start TASK MATERIAL
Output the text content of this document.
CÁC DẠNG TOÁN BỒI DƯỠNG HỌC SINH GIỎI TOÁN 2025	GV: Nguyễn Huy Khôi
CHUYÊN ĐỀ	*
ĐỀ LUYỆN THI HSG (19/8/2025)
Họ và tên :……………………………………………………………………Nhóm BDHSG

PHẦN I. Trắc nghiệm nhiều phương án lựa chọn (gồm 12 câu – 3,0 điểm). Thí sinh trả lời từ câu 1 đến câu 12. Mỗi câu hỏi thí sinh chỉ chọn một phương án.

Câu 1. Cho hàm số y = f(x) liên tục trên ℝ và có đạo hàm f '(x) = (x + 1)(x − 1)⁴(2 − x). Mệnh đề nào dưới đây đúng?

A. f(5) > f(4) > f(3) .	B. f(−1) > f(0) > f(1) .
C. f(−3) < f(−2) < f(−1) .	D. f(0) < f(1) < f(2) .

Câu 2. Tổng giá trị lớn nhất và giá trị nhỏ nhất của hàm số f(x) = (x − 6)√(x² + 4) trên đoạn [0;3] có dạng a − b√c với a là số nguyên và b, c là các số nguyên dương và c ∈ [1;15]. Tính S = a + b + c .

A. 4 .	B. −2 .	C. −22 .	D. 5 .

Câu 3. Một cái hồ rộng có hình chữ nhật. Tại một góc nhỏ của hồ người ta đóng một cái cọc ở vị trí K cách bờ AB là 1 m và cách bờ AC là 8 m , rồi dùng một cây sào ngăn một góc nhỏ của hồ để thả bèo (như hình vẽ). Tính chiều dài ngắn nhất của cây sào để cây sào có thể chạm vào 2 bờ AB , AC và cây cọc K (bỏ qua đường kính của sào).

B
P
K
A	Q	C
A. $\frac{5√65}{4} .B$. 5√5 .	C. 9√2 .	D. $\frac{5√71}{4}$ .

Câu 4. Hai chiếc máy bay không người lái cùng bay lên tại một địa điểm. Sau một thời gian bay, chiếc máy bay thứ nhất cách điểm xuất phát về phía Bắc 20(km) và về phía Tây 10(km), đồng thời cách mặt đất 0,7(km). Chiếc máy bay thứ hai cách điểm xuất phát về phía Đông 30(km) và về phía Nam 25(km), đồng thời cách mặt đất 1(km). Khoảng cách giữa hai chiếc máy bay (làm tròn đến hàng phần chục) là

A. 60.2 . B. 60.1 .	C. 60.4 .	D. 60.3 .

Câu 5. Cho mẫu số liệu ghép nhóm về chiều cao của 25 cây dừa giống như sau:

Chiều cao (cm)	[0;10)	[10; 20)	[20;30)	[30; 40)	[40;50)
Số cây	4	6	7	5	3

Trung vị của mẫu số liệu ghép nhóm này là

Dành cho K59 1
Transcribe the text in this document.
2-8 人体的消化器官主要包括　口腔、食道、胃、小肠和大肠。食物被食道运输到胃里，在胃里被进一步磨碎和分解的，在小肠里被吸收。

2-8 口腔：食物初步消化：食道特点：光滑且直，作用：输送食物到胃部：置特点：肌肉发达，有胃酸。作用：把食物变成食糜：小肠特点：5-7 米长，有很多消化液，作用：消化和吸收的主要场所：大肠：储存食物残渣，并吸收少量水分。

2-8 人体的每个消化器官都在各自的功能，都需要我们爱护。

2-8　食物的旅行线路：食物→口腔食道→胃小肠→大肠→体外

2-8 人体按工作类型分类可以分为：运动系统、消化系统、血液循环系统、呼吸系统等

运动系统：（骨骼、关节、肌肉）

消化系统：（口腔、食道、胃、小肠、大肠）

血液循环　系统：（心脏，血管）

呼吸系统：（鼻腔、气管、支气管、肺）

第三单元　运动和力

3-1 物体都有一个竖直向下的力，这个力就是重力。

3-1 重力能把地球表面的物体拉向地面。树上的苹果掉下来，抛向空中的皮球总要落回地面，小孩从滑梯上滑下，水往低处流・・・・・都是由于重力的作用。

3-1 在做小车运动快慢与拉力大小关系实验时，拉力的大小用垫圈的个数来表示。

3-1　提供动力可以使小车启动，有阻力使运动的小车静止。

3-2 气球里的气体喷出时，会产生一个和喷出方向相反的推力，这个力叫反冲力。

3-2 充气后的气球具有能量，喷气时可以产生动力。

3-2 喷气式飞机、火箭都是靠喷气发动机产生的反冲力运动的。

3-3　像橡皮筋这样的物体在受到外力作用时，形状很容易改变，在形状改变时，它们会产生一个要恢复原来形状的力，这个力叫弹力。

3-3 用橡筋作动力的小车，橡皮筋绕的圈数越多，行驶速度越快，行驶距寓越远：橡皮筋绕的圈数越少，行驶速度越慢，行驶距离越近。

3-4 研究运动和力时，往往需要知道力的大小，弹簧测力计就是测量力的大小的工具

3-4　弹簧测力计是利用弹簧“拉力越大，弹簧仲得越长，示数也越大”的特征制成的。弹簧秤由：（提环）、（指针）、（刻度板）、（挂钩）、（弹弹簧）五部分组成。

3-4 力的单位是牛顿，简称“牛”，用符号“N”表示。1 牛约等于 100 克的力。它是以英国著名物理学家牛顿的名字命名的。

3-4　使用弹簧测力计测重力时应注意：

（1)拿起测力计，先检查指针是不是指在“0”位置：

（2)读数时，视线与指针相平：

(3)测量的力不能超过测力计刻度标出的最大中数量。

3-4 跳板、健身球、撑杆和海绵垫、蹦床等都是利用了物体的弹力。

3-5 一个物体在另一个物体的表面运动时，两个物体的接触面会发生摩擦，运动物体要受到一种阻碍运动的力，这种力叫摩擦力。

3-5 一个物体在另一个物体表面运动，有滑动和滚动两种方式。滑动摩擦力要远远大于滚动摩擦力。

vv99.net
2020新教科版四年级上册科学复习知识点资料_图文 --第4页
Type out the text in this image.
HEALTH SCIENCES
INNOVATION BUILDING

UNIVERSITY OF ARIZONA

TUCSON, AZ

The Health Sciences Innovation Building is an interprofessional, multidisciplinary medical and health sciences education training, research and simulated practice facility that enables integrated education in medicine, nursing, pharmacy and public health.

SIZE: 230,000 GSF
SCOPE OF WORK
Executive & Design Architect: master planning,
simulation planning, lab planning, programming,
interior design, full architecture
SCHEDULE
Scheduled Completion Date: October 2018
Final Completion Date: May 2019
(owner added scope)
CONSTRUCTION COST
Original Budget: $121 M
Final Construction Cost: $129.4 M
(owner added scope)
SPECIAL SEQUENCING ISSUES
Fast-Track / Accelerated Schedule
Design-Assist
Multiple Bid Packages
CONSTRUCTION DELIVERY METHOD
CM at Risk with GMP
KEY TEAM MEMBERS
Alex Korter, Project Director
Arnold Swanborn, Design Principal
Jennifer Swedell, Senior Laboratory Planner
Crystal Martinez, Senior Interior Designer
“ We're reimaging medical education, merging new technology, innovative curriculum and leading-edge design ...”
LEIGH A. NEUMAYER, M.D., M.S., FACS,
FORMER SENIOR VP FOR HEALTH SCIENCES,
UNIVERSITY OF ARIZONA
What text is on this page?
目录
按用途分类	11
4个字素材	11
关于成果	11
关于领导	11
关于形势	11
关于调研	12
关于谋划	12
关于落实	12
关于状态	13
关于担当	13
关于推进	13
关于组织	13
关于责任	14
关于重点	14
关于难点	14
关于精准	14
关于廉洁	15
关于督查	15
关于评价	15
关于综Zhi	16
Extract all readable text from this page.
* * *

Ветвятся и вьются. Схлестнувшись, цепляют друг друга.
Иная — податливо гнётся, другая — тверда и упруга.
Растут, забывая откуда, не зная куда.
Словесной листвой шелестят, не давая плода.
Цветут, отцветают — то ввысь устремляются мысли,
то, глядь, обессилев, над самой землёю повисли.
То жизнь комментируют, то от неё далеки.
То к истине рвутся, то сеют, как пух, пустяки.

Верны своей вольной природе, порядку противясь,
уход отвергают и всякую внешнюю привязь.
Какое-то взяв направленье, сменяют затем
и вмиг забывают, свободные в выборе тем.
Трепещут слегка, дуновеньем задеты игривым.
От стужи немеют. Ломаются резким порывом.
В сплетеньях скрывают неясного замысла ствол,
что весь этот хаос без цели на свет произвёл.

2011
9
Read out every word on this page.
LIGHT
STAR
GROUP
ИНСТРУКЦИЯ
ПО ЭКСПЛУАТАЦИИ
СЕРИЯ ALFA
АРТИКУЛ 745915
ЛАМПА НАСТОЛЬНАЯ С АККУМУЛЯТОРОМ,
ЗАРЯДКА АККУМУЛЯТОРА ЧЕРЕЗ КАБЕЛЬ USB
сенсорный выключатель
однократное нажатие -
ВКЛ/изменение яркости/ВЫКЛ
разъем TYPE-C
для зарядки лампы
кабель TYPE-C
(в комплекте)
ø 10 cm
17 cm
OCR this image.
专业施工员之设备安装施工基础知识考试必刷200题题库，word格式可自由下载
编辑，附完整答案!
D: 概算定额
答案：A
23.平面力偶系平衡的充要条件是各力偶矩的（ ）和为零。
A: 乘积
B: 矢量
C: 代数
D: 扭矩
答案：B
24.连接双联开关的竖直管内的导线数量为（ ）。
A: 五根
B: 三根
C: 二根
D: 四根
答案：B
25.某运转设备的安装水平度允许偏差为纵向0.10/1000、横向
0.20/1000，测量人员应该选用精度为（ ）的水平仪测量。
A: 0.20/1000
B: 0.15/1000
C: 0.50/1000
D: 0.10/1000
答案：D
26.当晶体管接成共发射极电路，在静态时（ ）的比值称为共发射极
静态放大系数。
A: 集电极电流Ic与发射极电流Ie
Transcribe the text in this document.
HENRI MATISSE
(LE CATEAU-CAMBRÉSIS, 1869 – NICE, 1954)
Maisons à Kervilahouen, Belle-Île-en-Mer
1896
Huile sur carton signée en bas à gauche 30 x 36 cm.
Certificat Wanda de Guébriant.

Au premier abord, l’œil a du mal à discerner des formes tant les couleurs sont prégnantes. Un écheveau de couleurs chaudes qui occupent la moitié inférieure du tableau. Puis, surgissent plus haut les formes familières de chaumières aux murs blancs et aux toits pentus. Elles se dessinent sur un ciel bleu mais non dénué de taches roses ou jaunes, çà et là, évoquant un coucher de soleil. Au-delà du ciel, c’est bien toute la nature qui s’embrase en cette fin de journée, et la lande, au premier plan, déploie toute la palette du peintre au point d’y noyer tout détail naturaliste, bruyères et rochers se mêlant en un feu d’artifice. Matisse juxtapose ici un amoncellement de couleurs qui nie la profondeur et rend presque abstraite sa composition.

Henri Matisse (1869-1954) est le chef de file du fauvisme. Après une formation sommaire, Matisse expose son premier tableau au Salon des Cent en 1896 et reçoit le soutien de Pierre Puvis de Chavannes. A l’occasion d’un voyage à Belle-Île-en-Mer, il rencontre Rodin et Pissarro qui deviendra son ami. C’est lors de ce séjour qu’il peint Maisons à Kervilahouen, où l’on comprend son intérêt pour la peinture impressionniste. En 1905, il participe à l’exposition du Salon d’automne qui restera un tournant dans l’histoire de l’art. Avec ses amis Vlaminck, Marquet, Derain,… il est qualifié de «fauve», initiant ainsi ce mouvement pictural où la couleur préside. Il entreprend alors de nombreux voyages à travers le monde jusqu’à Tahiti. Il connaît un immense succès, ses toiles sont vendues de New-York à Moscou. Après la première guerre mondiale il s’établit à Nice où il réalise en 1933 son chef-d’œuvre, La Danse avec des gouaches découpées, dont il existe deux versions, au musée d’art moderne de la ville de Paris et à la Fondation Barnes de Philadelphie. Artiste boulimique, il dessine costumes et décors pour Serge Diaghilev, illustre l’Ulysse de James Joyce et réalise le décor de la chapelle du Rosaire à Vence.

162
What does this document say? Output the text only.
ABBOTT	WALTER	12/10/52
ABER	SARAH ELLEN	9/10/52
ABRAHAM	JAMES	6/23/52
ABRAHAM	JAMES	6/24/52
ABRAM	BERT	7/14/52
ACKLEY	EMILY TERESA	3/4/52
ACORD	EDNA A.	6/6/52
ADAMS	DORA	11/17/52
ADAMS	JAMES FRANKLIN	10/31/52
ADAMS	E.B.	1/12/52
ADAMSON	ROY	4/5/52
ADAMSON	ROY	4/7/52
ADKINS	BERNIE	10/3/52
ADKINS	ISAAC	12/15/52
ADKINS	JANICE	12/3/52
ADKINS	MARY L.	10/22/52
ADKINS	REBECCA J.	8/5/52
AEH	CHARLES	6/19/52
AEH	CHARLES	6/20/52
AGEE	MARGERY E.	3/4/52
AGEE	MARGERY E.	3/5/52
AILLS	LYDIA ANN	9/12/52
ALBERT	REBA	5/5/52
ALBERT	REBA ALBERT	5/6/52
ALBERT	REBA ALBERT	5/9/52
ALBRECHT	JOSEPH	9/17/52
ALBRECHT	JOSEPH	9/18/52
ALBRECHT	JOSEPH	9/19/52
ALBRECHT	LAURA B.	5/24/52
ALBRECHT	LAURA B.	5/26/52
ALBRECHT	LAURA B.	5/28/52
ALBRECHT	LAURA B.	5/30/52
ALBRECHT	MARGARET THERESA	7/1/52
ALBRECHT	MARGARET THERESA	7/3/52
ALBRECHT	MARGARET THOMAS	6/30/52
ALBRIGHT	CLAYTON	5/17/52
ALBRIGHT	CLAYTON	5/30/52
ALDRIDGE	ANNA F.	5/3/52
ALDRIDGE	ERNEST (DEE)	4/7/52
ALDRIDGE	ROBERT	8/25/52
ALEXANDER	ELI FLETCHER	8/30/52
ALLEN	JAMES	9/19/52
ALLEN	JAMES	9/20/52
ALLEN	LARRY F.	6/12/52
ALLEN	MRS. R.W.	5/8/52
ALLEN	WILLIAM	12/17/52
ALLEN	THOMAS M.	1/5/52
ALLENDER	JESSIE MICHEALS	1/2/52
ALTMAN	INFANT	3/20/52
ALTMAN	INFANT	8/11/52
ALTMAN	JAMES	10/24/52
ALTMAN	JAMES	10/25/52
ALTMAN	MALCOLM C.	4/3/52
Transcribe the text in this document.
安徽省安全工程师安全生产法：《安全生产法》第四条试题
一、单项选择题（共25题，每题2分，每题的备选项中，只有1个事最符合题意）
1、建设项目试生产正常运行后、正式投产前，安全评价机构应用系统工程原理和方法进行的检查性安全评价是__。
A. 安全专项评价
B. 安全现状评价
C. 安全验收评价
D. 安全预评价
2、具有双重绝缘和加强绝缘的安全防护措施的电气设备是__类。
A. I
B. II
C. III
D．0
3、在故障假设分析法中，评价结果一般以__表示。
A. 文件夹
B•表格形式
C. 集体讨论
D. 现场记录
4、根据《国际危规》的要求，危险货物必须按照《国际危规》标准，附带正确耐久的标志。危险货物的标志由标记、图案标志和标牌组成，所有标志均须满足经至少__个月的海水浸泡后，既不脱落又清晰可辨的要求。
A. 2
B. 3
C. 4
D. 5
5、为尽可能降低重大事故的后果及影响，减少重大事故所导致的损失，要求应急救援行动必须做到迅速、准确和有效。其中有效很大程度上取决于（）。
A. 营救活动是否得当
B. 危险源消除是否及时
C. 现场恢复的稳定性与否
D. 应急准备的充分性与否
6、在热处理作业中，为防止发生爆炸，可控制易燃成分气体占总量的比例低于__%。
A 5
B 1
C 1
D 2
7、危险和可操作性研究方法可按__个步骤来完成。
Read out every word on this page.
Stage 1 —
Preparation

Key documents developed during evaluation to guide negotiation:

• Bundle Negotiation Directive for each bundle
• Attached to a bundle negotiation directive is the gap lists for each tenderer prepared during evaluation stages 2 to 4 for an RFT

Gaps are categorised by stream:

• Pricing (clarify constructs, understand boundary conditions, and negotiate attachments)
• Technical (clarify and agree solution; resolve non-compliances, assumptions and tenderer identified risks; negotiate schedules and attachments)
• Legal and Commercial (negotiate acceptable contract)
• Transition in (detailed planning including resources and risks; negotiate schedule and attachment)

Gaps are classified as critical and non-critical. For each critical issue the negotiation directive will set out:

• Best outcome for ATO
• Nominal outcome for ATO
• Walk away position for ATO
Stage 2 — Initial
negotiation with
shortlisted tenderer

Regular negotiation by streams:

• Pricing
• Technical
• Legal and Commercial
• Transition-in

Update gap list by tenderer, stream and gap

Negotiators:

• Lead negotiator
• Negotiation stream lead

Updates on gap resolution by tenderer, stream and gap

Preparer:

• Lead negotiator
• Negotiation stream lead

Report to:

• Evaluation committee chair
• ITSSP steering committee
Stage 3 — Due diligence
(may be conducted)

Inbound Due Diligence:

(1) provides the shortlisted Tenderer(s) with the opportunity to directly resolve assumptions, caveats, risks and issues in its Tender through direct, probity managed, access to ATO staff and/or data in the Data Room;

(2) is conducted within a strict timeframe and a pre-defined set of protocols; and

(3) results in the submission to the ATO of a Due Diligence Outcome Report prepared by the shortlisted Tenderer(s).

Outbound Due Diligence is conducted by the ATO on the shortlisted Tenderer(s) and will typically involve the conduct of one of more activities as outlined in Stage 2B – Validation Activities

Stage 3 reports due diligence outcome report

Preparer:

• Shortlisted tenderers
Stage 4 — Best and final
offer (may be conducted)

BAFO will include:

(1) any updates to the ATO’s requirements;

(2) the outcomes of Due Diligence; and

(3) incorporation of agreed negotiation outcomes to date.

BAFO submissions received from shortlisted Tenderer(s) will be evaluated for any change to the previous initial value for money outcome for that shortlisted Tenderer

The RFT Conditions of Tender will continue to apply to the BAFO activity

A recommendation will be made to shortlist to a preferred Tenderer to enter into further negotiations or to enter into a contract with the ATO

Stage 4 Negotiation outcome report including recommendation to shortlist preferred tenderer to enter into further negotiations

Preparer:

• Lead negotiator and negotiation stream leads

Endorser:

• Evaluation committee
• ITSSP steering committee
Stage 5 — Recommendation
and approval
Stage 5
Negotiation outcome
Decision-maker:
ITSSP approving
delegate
end TASK MATERIAL
Find how many lines hold the string "preferred", and state that number alone.

**RESULT OF THE EXERCISE:** 2